Your instructions: Below is a block of records. Copy every line in it that contains the word "Section".

Task input:
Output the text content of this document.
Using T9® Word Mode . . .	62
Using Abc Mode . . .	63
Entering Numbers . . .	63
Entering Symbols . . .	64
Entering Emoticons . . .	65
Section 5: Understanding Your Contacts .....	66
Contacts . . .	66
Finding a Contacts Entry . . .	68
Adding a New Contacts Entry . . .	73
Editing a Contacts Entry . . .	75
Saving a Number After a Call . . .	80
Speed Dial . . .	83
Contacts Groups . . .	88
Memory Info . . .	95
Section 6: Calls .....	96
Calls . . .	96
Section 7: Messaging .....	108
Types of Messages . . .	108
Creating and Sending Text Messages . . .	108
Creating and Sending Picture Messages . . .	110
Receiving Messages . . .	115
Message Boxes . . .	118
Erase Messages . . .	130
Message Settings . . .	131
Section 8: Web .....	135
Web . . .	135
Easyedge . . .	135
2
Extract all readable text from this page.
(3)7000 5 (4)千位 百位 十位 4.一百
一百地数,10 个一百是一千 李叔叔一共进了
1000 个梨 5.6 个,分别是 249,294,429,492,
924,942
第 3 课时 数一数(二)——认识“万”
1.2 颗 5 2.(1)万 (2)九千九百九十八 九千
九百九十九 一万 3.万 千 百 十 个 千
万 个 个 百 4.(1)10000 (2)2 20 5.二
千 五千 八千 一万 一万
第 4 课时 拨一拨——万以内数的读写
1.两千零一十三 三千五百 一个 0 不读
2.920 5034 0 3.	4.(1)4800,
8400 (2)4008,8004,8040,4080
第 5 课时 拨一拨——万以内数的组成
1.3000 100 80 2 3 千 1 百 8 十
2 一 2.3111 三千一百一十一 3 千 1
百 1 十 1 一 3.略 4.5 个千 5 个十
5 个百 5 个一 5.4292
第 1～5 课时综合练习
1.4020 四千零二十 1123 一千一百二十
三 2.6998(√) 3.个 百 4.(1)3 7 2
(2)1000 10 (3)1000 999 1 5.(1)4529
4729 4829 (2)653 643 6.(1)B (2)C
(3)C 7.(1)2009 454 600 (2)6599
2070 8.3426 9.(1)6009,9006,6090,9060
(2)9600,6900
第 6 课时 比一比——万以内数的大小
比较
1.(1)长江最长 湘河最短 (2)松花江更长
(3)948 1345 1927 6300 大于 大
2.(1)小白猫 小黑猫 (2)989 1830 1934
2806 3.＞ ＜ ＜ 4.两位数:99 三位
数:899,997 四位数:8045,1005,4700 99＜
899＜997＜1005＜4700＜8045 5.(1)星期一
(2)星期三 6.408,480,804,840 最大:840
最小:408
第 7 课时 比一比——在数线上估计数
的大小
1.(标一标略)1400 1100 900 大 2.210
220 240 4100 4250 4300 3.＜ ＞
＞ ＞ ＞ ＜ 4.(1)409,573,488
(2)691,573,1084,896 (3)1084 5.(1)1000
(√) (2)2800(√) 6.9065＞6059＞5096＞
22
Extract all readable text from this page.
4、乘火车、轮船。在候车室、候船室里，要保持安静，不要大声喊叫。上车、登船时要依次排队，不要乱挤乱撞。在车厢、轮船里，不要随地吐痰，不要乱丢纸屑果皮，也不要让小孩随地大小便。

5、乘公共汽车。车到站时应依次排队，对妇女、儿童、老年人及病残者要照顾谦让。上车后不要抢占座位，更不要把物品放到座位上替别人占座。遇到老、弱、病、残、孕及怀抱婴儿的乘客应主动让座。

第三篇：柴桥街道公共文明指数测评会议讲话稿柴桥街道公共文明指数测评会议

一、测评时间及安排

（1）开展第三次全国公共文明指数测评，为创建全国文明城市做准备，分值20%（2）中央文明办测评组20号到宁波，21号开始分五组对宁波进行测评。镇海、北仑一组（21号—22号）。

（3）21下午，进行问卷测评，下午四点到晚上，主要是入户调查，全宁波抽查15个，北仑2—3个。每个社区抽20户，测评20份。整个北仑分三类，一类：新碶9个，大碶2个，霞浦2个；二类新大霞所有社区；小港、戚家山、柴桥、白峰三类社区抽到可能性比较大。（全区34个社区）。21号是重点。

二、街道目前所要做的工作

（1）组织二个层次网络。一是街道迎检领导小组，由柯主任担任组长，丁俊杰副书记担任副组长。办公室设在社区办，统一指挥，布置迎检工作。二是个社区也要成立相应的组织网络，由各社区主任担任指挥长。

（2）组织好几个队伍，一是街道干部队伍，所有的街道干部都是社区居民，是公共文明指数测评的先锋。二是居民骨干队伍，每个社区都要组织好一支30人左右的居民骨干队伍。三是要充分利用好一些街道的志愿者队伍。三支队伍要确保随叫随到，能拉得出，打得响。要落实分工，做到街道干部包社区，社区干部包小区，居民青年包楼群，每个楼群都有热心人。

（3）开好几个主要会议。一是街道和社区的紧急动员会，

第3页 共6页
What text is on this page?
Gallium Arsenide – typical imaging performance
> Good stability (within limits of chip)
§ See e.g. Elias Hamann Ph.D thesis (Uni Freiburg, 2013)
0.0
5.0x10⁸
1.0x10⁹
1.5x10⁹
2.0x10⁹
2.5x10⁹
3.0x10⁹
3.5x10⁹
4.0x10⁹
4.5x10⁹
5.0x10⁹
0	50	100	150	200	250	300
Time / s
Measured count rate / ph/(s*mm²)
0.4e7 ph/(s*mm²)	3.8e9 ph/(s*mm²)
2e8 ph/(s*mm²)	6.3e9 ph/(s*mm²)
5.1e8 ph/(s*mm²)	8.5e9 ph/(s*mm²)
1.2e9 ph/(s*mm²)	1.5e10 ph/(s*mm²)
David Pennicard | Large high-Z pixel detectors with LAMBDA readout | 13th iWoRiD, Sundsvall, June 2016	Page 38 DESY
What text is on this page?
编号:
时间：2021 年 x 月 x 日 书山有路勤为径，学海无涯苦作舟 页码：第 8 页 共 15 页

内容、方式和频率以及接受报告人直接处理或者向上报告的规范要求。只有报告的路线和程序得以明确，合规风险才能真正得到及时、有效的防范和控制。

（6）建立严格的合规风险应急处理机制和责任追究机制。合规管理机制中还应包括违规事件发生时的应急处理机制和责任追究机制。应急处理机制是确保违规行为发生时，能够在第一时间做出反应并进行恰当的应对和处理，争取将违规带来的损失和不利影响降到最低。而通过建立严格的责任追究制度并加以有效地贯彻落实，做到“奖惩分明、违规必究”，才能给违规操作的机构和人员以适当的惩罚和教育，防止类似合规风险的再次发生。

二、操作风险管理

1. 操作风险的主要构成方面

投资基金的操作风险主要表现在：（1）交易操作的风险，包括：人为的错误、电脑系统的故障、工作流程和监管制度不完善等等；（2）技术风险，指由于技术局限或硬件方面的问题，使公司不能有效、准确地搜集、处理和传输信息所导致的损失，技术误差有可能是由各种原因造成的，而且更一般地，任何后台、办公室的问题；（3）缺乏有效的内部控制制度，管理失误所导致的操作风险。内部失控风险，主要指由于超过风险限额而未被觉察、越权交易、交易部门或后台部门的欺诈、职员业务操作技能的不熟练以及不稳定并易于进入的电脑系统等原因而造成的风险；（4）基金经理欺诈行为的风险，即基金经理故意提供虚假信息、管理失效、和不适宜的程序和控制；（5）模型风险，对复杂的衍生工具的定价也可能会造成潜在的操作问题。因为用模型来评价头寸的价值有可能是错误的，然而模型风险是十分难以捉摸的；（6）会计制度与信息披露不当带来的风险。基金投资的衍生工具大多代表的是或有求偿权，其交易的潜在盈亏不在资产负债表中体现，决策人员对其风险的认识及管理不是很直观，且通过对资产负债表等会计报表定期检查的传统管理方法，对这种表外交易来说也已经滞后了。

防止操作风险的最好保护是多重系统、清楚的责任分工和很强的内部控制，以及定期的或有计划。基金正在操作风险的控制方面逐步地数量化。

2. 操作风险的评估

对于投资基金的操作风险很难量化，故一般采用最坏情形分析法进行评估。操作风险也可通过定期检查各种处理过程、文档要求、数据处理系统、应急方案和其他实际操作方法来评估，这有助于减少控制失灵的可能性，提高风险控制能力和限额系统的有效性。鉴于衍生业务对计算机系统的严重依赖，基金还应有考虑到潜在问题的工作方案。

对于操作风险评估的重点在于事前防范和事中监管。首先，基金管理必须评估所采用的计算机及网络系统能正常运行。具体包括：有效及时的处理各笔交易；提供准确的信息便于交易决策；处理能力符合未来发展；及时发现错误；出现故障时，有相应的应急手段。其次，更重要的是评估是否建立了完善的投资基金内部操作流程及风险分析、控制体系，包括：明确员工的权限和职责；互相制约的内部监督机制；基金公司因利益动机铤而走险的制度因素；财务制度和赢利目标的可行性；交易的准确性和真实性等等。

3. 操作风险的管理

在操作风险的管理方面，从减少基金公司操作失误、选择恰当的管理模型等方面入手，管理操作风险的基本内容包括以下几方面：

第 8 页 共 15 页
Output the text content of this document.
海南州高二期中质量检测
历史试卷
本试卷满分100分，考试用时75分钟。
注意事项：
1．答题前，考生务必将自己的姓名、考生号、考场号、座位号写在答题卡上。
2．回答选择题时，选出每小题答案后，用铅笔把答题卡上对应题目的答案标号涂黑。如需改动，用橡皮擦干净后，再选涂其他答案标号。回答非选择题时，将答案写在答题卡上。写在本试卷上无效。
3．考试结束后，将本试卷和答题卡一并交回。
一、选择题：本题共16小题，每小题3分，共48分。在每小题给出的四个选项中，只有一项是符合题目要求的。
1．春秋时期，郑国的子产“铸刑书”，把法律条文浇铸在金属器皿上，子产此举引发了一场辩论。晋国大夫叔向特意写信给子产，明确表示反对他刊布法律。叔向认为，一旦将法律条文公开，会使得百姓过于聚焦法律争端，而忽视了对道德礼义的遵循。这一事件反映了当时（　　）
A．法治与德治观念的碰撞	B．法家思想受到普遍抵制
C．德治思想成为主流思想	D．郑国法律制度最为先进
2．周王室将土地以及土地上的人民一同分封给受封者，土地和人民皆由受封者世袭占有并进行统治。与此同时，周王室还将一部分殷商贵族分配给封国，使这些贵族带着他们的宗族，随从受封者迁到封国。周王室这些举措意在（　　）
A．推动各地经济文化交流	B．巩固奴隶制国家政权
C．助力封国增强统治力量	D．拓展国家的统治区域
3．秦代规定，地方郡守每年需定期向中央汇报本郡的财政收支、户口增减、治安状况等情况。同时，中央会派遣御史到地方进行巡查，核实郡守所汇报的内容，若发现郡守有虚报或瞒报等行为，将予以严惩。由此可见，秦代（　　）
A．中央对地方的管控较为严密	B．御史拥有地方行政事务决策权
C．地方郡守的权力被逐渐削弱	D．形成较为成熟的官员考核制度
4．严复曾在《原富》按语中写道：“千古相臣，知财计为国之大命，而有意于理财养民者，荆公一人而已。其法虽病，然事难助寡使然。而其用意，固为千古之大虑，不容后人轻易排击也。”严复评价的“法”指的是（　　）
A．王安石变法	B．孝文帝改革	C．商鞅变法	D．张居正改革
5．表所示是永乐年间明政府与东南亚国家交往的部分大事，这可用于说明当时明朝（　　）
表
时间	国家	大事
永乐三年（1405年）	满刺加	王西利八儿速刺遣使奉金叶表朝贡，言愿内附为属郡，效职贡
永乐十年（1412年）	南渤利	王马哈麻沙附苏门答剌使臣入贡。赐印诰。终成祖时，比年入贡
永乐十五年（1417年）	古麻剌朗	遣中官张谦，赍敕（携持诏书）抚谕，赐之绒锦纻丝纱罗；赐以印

Result for this task:
Section 5: Understanding Your Contacts .....	66
Section 6: Calls .....	96
Section 7: Messaging .....	108
Section 8: Web .....	135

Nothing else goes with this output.